--- start ---
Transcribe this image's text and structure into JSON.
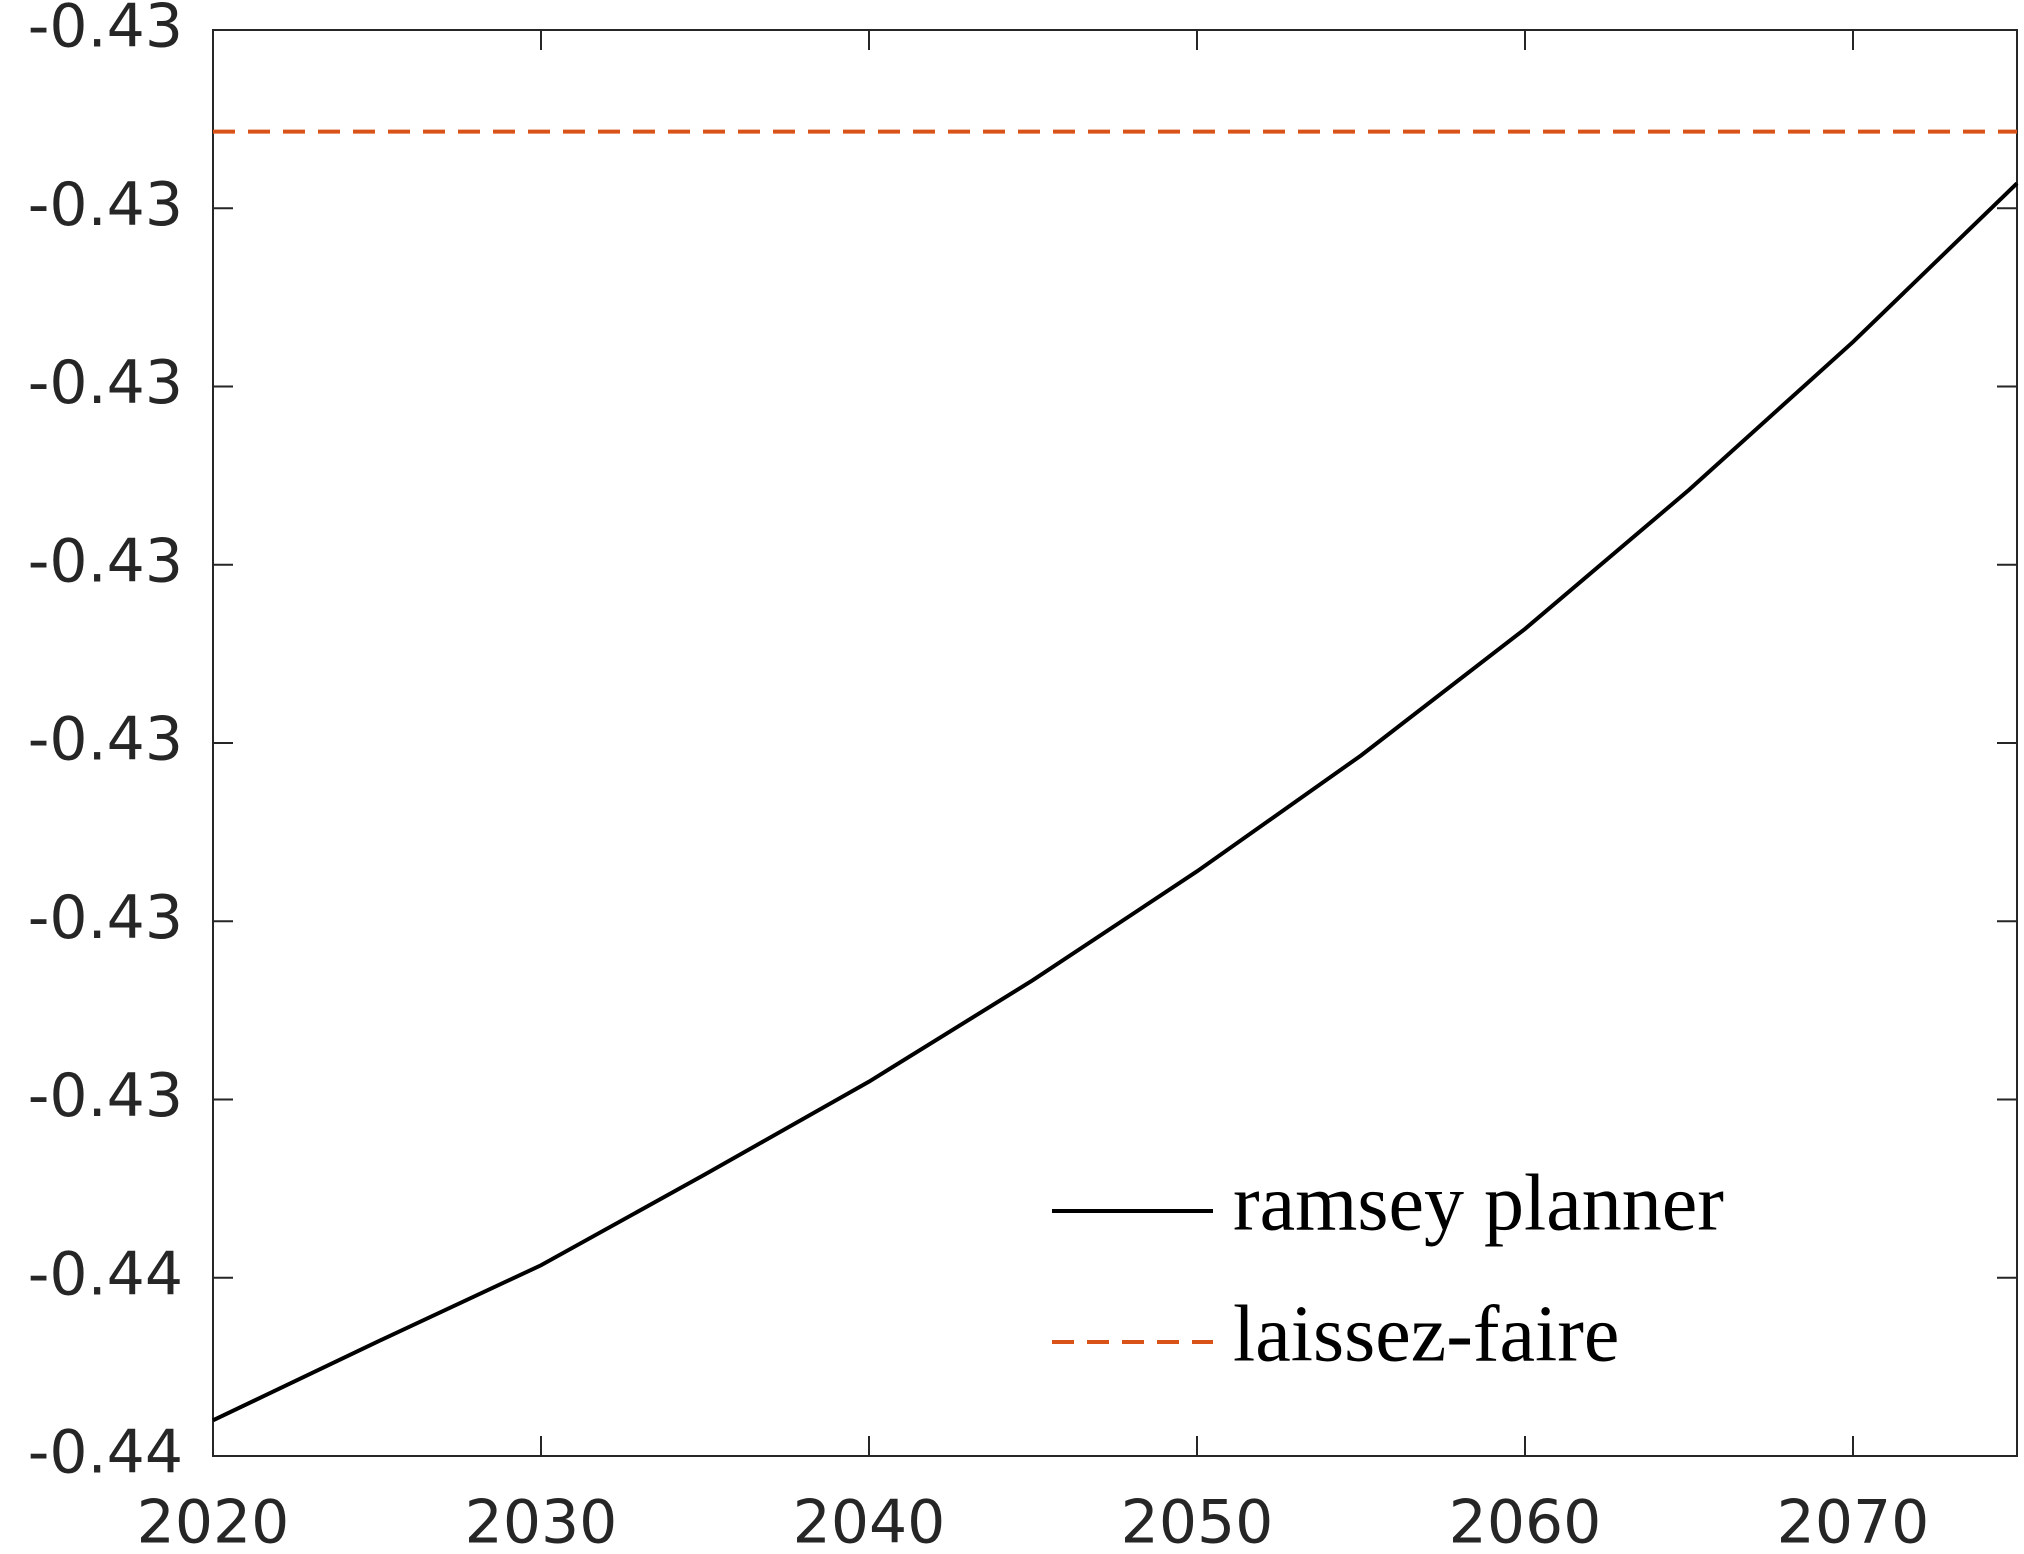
{
  "chart_data": {
    "type": "line",
    "x": [
      2020,
      2025,
      2030,
      2035,
      2040,
      2045,
      2050,
      2055,
      2060,
      2065,
      2070,
      2075
    ],
    "series": [
      {
        "name": "ramsey planner",
        "color": "#000000",
        "dash": false,
        "values": [
          -0.4363,
          -0.43586,
          -0.43543,
          -0.43492,
          -0.4344,
          -0.43383,
          -0.43322,
          -0.43257,
          -0.43186,
          -0.43108,
          -0.43025,
          -0.42936
        ]
      },
      {
        "name": "laissez-faire",
        "color": "#d95319",
        "dash": true,
        "values": [
          -0.42907,
          -0.42907,
          -0.42907,
          -0.42907,
          -0.42907,
          -0.42907,
          -0.42907,
          -0.42907,
          -0.42907,
          -0.42907,
          -0.42907,
          -0.42907
        ]
      }
    ],
    "xlim": [
      2020,
      2075
    ],
    "xticks": [
      2020,
      2030,
      2040,
      2050,
      2060,
      2070
    ],
    "ylim": [
      -0.4365,
      -0.4285
    ],
    "yticks": [
      {
        "value": -0.4365,
        "label": "-0.44"
      },
      {
        "value": -0.4355,
        "label": "-0.44"
      },
      {
        "value": -0.4345,
        "label": "-0.43"
      },
      {
        "value": -0.4335,
        "label": "-0.43"
      },
      {
        "value": -0.4325,
        "label": "-0.43"
      },
      {
        "value": -0.4315,
        "label": "-0.43"
      },
      {
        "value": -0.4305,
        "label": "-0.43"
      },
      {
        "value": -0.4295,
        "label": "-0.43"
      },
      {
        "value": -0.4285,
        "label": "-0.43"
      }
    ],
    "grid": false,
    "legend": "lower right"
  }
}
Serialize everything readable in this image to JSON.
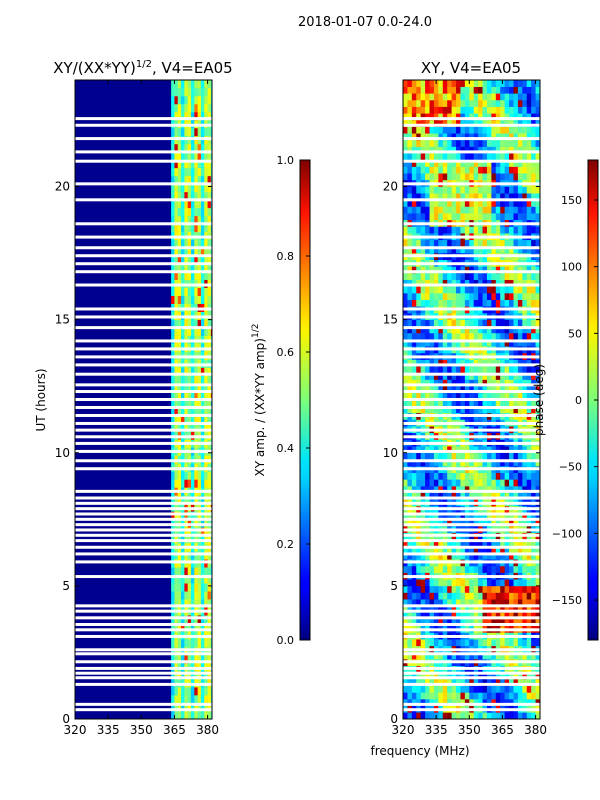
--- end ---
**Given problem**
Each entry should be repeated exactly as it appears; the pictures stay out.

**Completed task**
Transcribe this image's text and structure into JSON.
{
  "chart_data": {
    "type": "line",
    "x": [
      2020,
      2025,
      2030,
      2035,
      2040,
      2045,
      2050,
      2055,
      2060,
      2065,
      2070,
      2075
    ],
    "series": [
      {
        "name": "ramsey planner",
        "color": "#000000",
        "dash": false,
        "values": [
          -0.4363,
          -0.43586,
          -0.43543,
          -0.43492,
          -0.4344,
          -0.43383,
          -0.43322,
          -0.43257,
          -0.43186,
          -0.43108,
          -0.43025,
          -0.42936
        ]
      },
      {
        "name": "laissez-faire",
        "color": "#d95319",
        "dash": true,
        "values": [
          -0.42907,
          -0.42907,
          -0.42907,
          -0.42907,
          -0.42907,
          -0.42907,
          -0.42907,
          -0.42907,
          -0.42907,
          -0.42907,
          -0.42907,
          -0.42907
        ]
      }
    ],
    "xlim": [
      2020,
      2075
    ],
    "xticks": [
      2020,
      2030,
      2040,
      2050,
      2060,
      2070
    ],
    "ylim": [
      -0.4365,
      -0.4285
    ],
    "yticks": [
      {
        "value": -0.4365,
        "label": "-0.44"
      },
      {
        "value": -0.4355,
        "label": "-0.44"
      },
      {
        "value": -0.4345,
        "label": "-0.43"
      },
      {
        "value": -0.4335,
        "label": "-0.43"
      },
      {
        "value": -0.4325,
        "label": "-0.43"
      },
      {
        "value": -0.4315,
        "label": "-0.43"
      },
      {
        "value": -0.4305,
        "label": "-0.43"
      },
      {
        "value": -0.4295,
        "label": "-0.43"
      },
      {
        "value": -0.4285,
        "label": "-0.43"
      }
    ],
    "grid": false,
    "legend": "lower right"
  }
}
Serialize everything readable in this image to JSON.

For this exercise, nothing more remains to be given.